__Exercise prompt__: Below are records. Copy every line with "Hlutfall" in it.

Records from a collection

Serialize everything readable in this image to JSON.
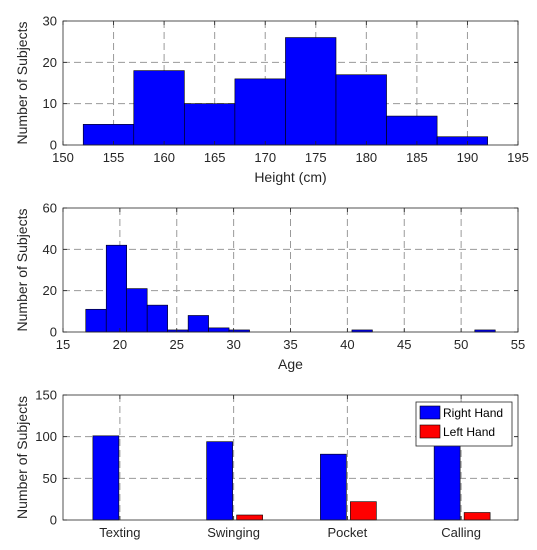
{
  "chart_data": [
    {
      "type": "histogram",
      "xlabel": "Height (cm)",
      "ylabel": "Number of Subjects",
      "xlim": [
        150,
        195
      ],
      "ylim": [
        0,
        30
      ],
      "xticks": [
        150,
        155,
        160,
        165,
        170,
        175,
        180,
        185,
        190,
        195
      ],
      "yticks": [
        0,
        10,
        20,
        30
      ],
      "grid": true,
      "bar_color": "#0000ff",
      "bins": [
        {
          "x0": 152,
          "x1": 157,
          "value": 5
        },
        {
          "x0": 157,
          "x1": 162,
          "value": 18
        },
        {
          "x0": 162,
          "x1": 167,
          "value": 10
        },
        {
          "x0": 167,
          "x1": 172,
          "value": 16
        },
        {
          "x0": 172,
          "x1": 177,
          "value": 26
        },
        {
          "x0": 177,
          "x1": 182,
          "value": 17
        },
        {
          "x0": 182,
          "x1": 187,
          "value": 7
        },
        {
          "x0": 187,
          "x1": 192,
          "value": 2
        }
      ]
    },
    {
      "type": "histogram",
      "xlabel": "Age",
      "ylabel": "Number of Subjects",
      "xlim": [
        15,
        55
      ],
      "ylim": [
        0,
        60
      ],
      "xticks": [
        15,
        20,
        25,
        30,
        35,
        40,
        45,
        50,
        55
      ],
      "yticks": [
        0,
        20,
        40,
        60
      ],
      "grid": true,
      "bar_color": "#0000ff",
      "bins": [
        {
          "x0": 17,
          "x1": 18.8,
          "value": 11
        },
        {
          "x0": 18.8,
          "x1": 20.6,
          "value": 42
        },
        {
          "x0": 20.6,
          "x1": 22.4,
          "value": 21
        },
        {
          "x0": 22.4,
          "x1": 24.2,
          "value": 13
        },
        {
          "x0": 24.2,
          "x1": 26,
          "value": 1
        },
        {
          "x0": 26,
          "x1": 27.8,
          "value": 8
        },
        {
          "x0": 27.8,
          "x1": 29.6,
          "value": 2
        },
        {
          "x0": 29.6,
          "x1": 31.4,
          "value": 1
        },
        {
          "x0": 40.4,
          "x1": 42.2,
          "value": 1
        },
        {
          "x0": 51.2,
          "x1": 53,
          "value": 1
        }
      ]
    },
    {
      "type": "bar",
      "ylabel": "Number of Subjects",
      "categories": [
        "Texting",
        "Swinging",
        "Pocket",
        "Calling"
      ],
      "ylim": [
        0,
        150
      ],
      "yticks": [
        0,
        50,
        100,
        150
      ],
      "grid": true,
      "legend_position": "top-right",
      "series": [
        {
          "name": "Right Hand",
          "color": "#0000ff",
          "values": [
            101,
            94,
            79,
            93
          ]
        },
        {
          "name": "Left Hand",
          "color": "#ff0000",
          "values": [
            0,
            6,
            22,
            9
          ]
        }
      ]
    }
  ]
}
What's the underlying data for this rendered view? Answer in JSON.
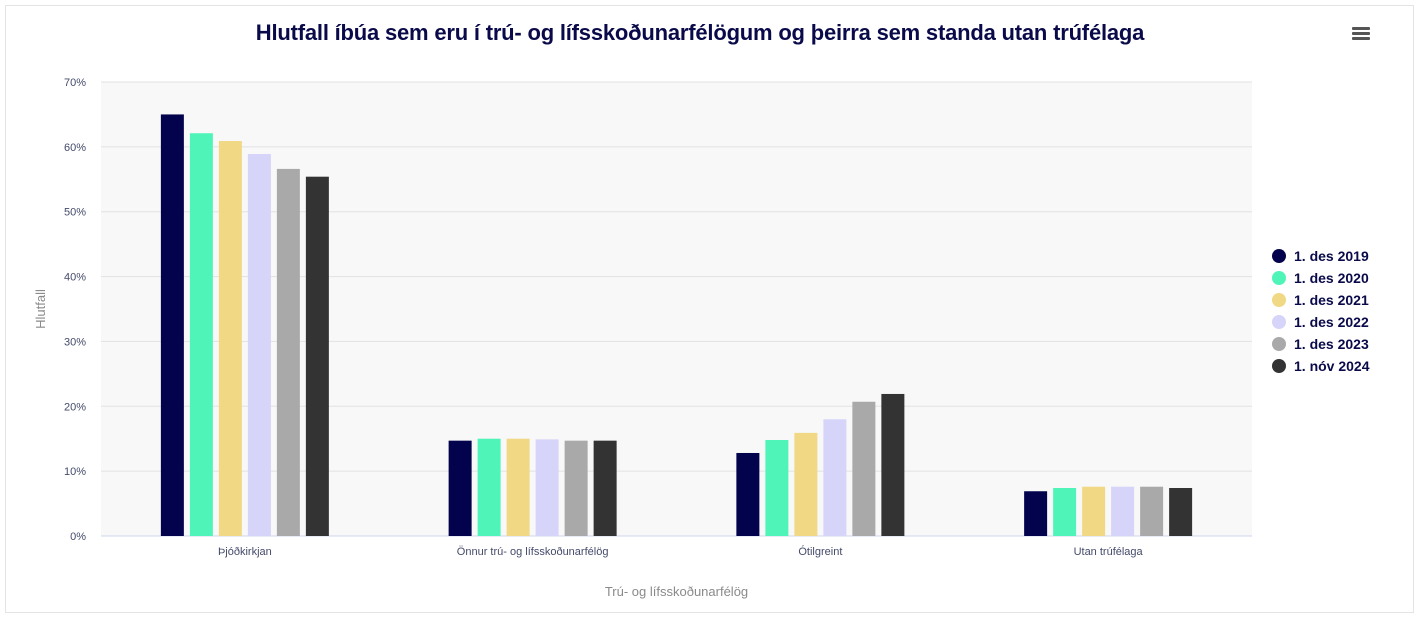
{
  "menu_icon": "hamburger-menu-icon",
  "chart_data": {
    "type": "bar",
    "title": "Hlutfall íbúa sem eru í trú- og lífsskoðunarfélögum og þeirra sem standa utan trúfélaga",
    "xlabel": "Trú- og lífsskoðunarfélög",
    "ylabel": "Hlutfall",
    "ylim": [
      0,
      70
    ],
    "yticks": [
      "0%",
      "10%",
      "20%",
      "30%",
      "40%",
      "50%",
      "60%",
      "70%"
    ],
    "categories": [
      "Þjóðkirkjan",
      "Önnur trú- og lífsskoðunarfélög",
      "Ótilgreint",
      "Utan trúfélaga"
    ],
    "grid": true,
    "legend_position": "right",
    "series": [
      {
        "name": "1. des 2019",
        "color": "#03034d",
        "values": [
          65.0,
          14.7,
          12.8,
          6.9
        ]
      },
      {
        "name": "1. des 2020",
        "color": "#4ff5b8",
        "values": [
          62.1,
          15.0,
          14.8,
          7.4
        ]
      },
      {
        "name": "1. des 2021",
        "color": "#f1d885",
        "values": [
          60.9,
          15.0,
          15.9,
          7.6
        ]
      },
      {
        "name": "1. des 2022",
        "color": "#d6d4f8",
        "values": [
          58.9,
          14.9,
          18.0,
          7.6
        ]
      },
      {
        "name": "1. des 2023",
        "color": "#a9a9a9",
        "values": [
          56.6,
          14.7,
          20.7,
          7.6
        ]
      },
      {
        "name": "1. nóv 2024",
        "color": "#333333",
        "values": [
          55.4,
          14.7,
          21.9,
          7.4
        ]
      }
    ]
  }
}
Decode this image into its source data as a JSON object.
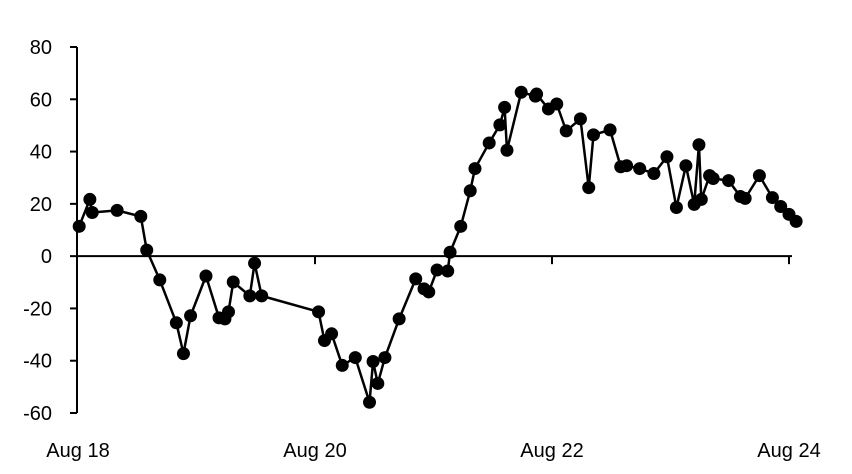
{
  "chart_data": {
    "type": "line",
    "markers": true,
    "title": "",
    "xlabel": "",
    "ylabel": "",
    "x_unit": "day of August",
    "xlim": [
      18,
      24
    ],
    "ylim": [
      -60,
      80
    ],
    "y_ticks": [
      -60,
      -40,
      -20,
      0,
      20,
      40,
      60,
      80
    ],
    "x_ticks": [
      {
        "value": 18,
        "label": "Aug 18"
      },
      {
        "value": 20,
        "label": "Aug 20"
      },
      {
        "value": 22,
        "label": "Aug 22"
      },
      {
        "value": 24,
        "label": "Aug 24"
      }
    ],
    "grid": false,
    "line_color": "#000000",
    "series": [
      {
        "x": [
          18.01,
          18.1,
          18.12,
          18.33,
          18.53,
          18.58,
          18.69,
          18.83,
          18.89,
          18.95,
          19.08,
          19.19,
          19.24,
          19.27,
          19.31,
          19.45,
          19.49,
          19.55,
          20.03,
          20.08,
          20.14,
          20.23,
          20.34,
          20.46,
          20.49,
          20.53,
          20.59,
          20.71,
          20.85,
          20.92,
          20.96,
          21.03,
          21.12,
          21.14,
          21.23,
          21.31,
          21.35,
          21.47,
          21.56,
          21.6,
          21.62,
          21.74,
          21.86,
          21.87,
          21.97,
          22.04,
          22.12,
          22.24,
          22.31,
          22.35,
          22.49,
          22.58,
          22.63,
          22.74,
          22.86,
          22.97,
          23.05,
          23.13,
          23.2,
          23.24,
          23.26,
          23.33,
          23.36,
          23.49,
          23.59,
          23.63,
          23.75,
          23.86,
          23.93,
          24.0,
          24.06
        ],
        "y": [
          11.4,
          21.7,
          16.7,
          17.5,
          15.2,
          2.3,
          -9.1,
          -25.5,
          -37.3,
          -22.8,
          -7.6,
          -23.6,
          -24.0,
          -21.3,
          -9.9,
          -15.2,
          -2.7,
          -15.2,
          -21.3,
          -32.3,
          -29.7,
          -41.8,
          -38.8,
          -55.9,
          -40.3,
          -48.7,
          -38.8,
          -24.0,
          -8.7,
          -12.5,
          -13.7,
          -5.3,
          -5.7,
          1.5,
          11.4,
          25.0,
          33.5,
          43.3,
          50.2,
          56.9,
          40.5,
          62.7,
          61.2,
          62.0,
          56.3,
          58.2,
          47.9,
          52.5,
          26.2,
          46.4,
          48.3,
          34.2,
          34.6,
          33.5,
          31.6,
          38.0,
          18.6,
          34.6,
          19.8,
          42.6,
          21.7,
          30.8,
          29.7,
          28.9,
          22.8,
          22.1,
          30.8,
          22.4,
          19.0,
          16.0,
          13.3
        ]
      }
    ]
  }
}
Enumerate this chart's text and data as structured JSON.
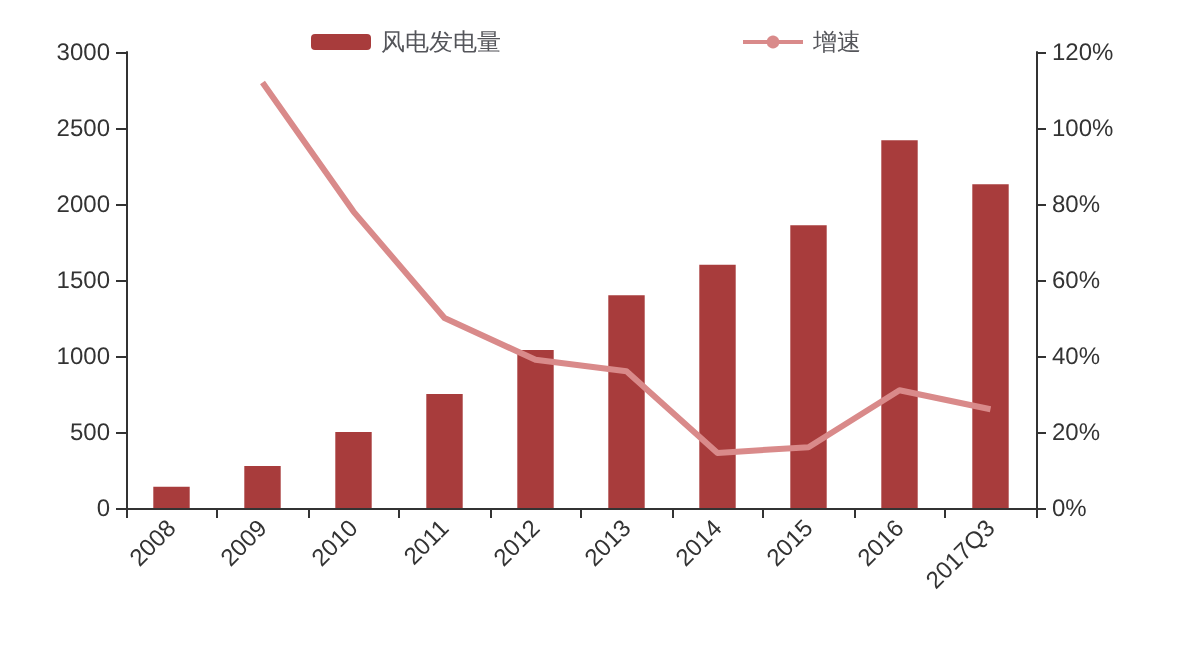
{
  "chart_data": {
    "type": "bar",
    "categories": [
      "2008",
      "2009",
      "2010",
      "2011",
      "2012",
      "2013",
      "2014",
      "2015",
      "2016",
      "2017Q3"
    ],
    "series": [
      {
        "name": "风电发电量",
        "color": "#a83c3c",
        "values": [
          140,
          276,
          500,
          750,
          1040,
          1400,
          1600,
          1860,
          2420,
          2130
        ]
      },
      {
        "name": "增速",
        "type": "line",
        "axis": "y2",
        "color": "#d98a8a",
        "values": [
          null,
          112,
          78,
          50,
          39,
          36,
          14.5,
          16,
          31,
          26
        ]
      }
    ],
    "ylim": [
      0,
      3000
    ],
    "yticks": [
      0,
      500,
      1000,
      1500,
      2000,
      2500,
      3000
    ],
    "y2lim": [
      0,
      120
    ],
    "y2ticks": [
      {
        "value": 0,
        "label": "0%"
      },
      {
        "value": 20,
        "label": "20%"
      },
      {
        "value": 40,
        "label": "40%"
      },
      {
        "value": 60,
        "label": "60%"
      },
      {
        "value": 80,
        "label": "80%"
      },
      {
        "value": 100,
        "label": "100%"
      },
      {
        "value": 120,
        "label": "120%"
      }
    ],
    "legend": "top",
    "grid": false,
    "marker": "none"
  }
}
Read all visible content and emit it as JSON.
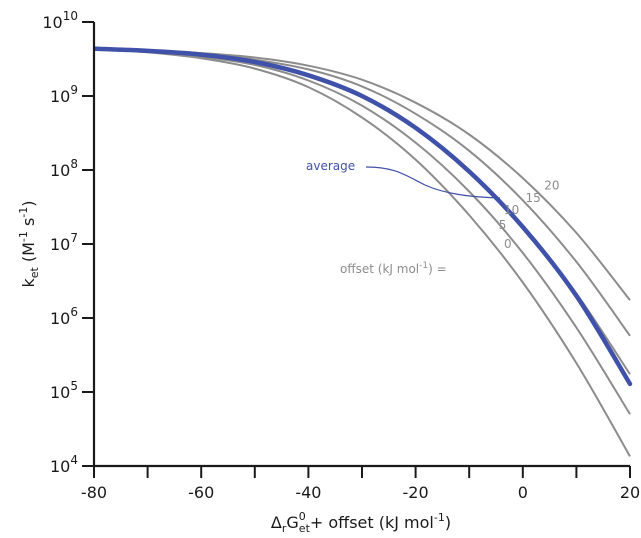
{
  "colors": {
    "curve": "#8c8c8c",
    "average": "#3f51a8",
    "axis": "#1a1a1a"
  },
  "chart_data": {
    "type": "line",
    "x": [
      -80,
      -70,
      -60,
      -50,
      -40,
      -30,
      -20,
      -10,
      0,
      10,
      20
    ],
    "xlim": [
      -80,
      20
    ],
    "ylim_log10": [
      4,
      10
    ],
    "log_y": true,
    "grid": false,
    "xticks": [
      "-80",
      "-60",
      "-40",
      "-20",
      "0",
      "20"
    ],
    "yticks": [
      {
        "base": "10",
        "exp": "10"
      },
      {
        "base": "10",
        "exp": "9"
      },
      {
        "base": "10",
        "exp": "8"
      },
      {
        "base": "10",
        "exp": "7"
      },
      {
        "base": "10",
        "exp": "6"
      },
      {
        "base": "10",
        "exp": "5"
      },
      {
        "base": "10",
        "exp": "4"
      }
    ],
    "xlabel": {
      "pre": "Δ",
      "sub1": "r",
      "main": "G",
      "sup": "0",
      "sub2": "et",
      "post": "+ offset (kJ mol",
      "sup2": "-1",
      "close": ")"
    },
    "ylabel": {
      "main": "k",
      "sub": "et",
      "rest": " (M",
      "sup1": "-1",
      "mid": " s",
      "sup2": "-1",
      "close": ")"
    },
    "offset_prefix": "offset (kJ mol",
    "offset_prefix_sup": "-1",
    "offset_prefix_end": ") =",
    "series": [
      {
        "name": "0",
        "values": [
          9.64,
          9.59,
          9.51,
          9.37,
          9.12,
          8.71,
          8.14,
          7.39,
          6.48,
          5.39,
          4.13
        ]
      },
      {
        "name": "5",
        "values": [
          9.64,
          9.6,
          9.53,
          9.42,
          9.21,
          8.87,
          8.37,
          7.71,
          6.88,
          5.87,
          4.7
        ]
      },
      {
        "name": "10",
        "values": [
          9.64,
          9.61,
          9.55,
          9.46,
          9.29,
          9.01,
          8.58,
          8.0,
          7.25,
          6.33,
          5.24
        ]
      },
      {
        "name": "15",
        "values": [
          9.64,
          9.62,
          9.57,
          9.49,
          9.36,
          9.13,
          8.76,
          8.26,
          7.59,
          6.76,
          5.76
        ]
      },
      {
        "name": "20",
        "values": [
          9.64,
          9.62,
          9.58,
          9.52,
          9.41,
          9.22,
          8.91,
          8.48,
          7.89,
          7.15,
          6.24
        ]
      },
      {
        "name": "average",
        "values": [
          9.64,
          9.61,
          9.56,
          9.46,
          9.28,
          9.0,
          8.57,
          7.98,
          7.23,
          6.3,
          5.11
        ]
      }
    ],
    "average_label": "average"
  }
}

__Answer to this task__:
    "title": "Hlutfall íbúa sem eru í trú- og lífsskoðunarfélögum og þeirra sem standa utan trúfélaga",
    "ylabel": "Hlutfall",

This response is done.